Task: Rewrite only the entries that begin at the line containing "cloud-icon [378,195,496,301]" and end after the line containing "computer-icon [801,349,865,407]". Replace "Network" with "Net" and leave everything else unchanged.

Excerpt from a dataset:
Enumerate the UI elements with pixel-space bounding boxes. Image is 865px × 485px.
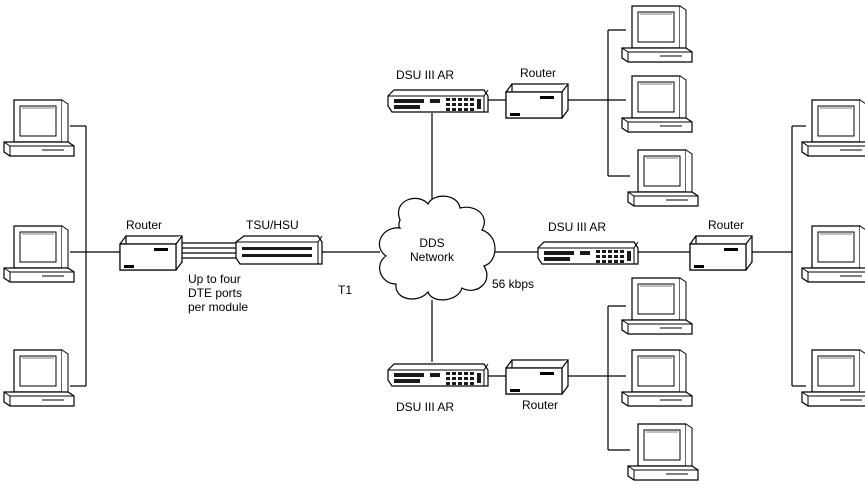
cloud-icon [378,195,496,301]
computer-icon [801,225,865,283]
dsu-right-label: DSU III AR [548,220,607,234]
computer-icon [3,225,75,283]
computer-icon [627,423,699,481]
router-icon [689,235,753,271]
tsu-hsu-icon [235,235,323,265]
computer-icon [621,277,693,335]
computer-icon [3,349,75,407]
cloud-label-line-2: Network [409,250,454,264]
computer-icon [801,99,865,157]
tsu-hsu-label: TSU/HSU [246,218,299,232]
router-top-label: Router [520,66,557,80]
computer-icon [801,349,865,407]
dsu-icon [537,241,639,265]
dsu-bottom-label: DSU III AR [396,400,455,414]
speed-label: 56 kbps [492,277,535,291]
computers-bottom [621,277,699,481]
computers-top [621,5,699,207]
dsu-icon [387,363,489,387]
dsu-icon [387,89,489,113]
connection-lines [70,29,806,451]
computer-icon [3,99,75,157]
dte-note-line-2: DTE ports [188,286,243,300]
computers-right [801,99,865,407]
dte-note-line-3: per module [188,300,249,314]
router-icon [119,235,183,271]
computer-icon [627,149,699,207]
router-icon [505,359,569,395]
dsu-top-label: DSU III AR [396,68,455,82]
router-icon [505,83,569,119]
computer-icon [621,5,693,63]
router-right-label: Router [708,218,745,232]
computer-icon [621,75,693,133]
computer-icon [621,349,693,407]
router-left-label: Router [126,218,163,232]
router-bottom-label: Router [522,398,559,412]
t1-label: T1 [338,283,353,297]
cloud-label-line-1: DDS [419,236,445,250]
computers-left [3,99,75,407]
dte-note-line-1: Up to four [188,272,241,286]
...
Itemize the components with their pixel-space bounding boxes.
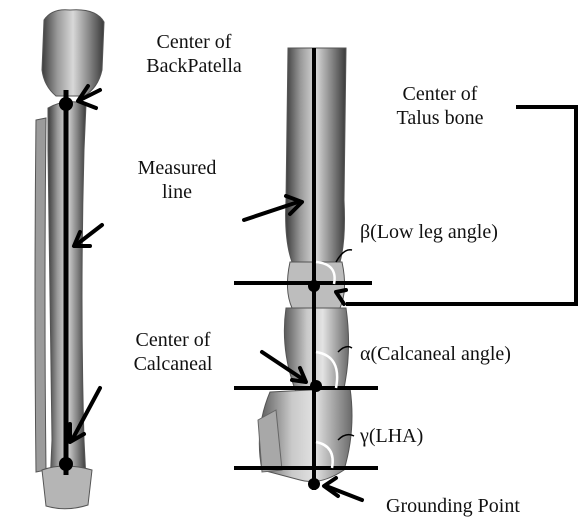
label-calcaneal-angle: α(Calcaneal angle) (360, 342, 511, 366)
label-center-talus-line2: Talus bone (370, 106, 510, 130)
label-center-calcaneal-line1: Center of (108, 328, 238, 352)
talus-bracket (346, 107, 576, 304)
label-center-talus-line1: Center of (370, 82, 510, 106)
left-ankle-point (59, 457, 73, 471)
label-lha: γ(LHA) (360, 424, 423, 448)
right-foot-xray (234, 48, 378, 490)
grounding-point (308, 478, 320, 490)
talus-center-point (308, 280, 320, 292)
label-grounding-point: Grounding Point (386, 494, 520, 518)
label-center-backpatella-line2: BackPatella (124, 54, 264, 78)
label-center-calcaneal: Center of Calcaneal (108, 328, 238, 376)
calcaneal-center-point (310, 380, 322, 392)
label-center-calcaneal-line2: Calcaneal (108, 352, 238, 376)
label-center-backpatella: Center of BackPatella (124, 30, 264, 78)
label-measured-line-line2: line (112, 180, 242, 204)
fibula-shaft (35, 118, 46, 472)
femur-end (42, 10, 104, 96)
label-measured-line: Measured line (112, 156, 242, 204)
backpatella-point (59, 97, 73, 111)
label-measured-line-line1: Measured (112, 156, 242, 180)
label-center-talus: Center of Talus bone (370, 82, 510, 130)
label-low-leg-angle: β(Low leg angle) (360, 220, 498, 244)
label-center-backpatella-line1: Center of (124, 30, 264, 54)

Finished task:
cloud-icon [378,195,496,301]
computer-icon [801,225,865,283]
dsu-right-label: DSU III AR [548,220,607,234]
computer-icon [3,225,75,283]
computer-icon [627,423,699,481]
router-icon [689,235,753,271]
tsu-hsu-icon [235,235,323,265]
computer-icon [621,277,693,335]
computer-icon [3,349,75,407]
cloud-label-line-2: Net [409,250,454,264]
computer-icon [801,99,865,157]
tsu-hsu-label: TSU/HSU [246,218,299,232]
router-top-label: Router [520,66,557,80]
computer-icon [801,349,865,407]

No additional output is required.